'''
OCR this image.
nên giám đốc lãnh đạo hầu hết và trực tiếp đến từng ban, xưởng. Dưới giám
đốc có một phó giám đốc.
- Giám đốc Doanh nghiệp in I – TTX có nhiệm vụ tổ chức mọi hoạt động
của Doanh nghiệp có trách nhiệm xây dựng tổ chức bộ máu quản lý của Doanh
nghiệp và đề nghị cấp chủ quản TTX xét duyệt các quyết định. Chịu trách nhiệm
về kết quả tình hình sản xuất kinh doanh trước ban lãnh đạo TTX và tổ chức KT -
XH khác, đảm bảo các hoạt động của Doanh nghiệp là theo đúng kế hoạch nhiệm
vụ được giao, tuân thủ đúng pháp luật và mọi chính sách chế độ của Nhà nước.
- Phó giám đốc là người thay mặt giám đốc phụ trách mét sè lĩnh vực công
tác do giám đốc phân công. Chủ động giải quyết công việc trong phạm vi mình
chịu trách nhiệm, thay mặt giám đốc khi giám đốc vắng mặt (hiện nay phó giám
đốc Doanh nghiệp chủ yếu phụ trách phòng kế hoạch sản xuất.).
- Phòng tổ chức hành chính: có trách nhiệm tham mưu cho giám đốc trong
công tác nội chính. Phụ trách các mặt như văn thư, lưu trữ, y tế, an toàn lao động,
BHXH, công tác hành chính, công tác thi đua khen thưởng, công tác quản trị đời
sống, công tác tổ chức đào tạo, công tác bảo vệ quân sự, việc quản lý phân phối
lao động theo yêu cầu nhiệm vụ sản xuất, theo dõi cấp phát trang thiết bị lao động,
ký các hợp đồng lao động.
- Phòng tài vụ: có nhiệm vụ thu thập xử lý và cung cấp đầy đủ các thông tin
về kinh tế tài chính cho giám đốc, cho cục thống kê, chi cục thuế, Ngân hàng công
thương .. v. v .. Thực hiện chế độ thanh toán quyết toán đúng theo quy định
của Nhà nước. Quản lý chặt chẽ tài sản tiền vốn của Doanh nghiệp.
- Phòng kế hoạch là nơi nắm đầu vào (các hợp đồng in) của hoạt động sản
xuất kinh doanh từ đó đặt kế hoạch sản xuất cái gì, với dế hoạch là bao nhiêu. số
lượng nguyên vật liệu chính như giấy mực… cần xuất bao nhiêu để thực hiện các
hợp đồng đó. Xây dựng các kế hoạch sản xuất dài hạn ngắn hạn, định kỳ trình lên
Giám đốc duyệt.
'''
*GOAL*
Copy out the whole listing, exactly as written.

*SOLUTION TO THIS TASK*
OCR this image.
nên giám đốc lãnh đạo hầu hết và trực tiếp đến từng ban, xưởng. Dưới giám
đốc có một phó giám đốc.
- Giám đốc Doanh nghiệp in I – TTX có nhiệm vụ tổ chức mọi hoạt động
của Doanh nghiệp có trách nhiệm xây dựng tổ chức bộ máu quản lý của Doanh
nghiệp và đề nghị cấp chủ quản TTX xét duyệt các quyết định. Chịu trách nhiệm
về kết quả tình hình sản xuất kinh doanh trước ban lãnh đạo TTX và tổ chức KT -
XH khác, đảm bảo các hoạt động của Doanh nghiệp là theo đúng kế hoạch nhiệm
vụ được giao, tuân thủ đúng pháp luật và mọi chính sách chế độ của Nhà nước.
- Phó giám đốc là người thay mặt giám đốc phụ trách mét sè lĩnh vực công
tác do giám đốc phân công. Chủ động giải quyết công việc trong phạm vi mình
chịu trách nhiệm, thay mặt giám đốc khi giám đốc vắng mặt (hiện nay phó giám
đốc Doanh nghiệp chủ yếu phụ trách phòng kế hoạch sản xuất.).
- Phòng tổ chức hành chính: có trách nhiệm tham mưu cho giám đốc trong
công tác nội chính. Phụ trách các mặt như văn thư, lưu trữ, y tế, an toàn lao động,
BHXH, công tác hành chính, công tác thi đua khen thưởng, công tác quản trị đời
sống, công tác tổ chức đào tạo, công tác bảo vệ quân sự, việc quản lý phân phối
lao động theo yêu cầu nhiệm vụ sản xuất, theo dõi cấp phát trang thiết bị lao động,
ký các hợp đồng lao động.
- Phòng tài vụ: có nhiệm vụ thu thập xử lý và cung cấp đầy đủ các thông tin
về kinh tế tài chính cho giám đốc, cho cục thống kê, chi cục thuế, Ngân hàng công
thương .. v. v .. Thực hiện chế độ thanh toán quyết toán đúng theo quy định
của Nhà nước. Quản lý chặt chẽ tài sản tiền vốn của Doanh nghiệp.
- Phòng kế hoạch là nơi nắm đầu vào (các hợp đồng in) của hoạt động sản
xuất kinh doanh từ đó đặt kế hoạch sản xuất cái gì, với dế hoạch là bao nhiêu. số
lượng nguyên vật liệu chính như giấy mực… cần xuất bao nhiêu để thực hiện các
hợp đồng đó. Xây dựng các kế hoạch sản xuất dài hạn ngắn hạn, định kỳ trình lên
Giám đốc duyệt.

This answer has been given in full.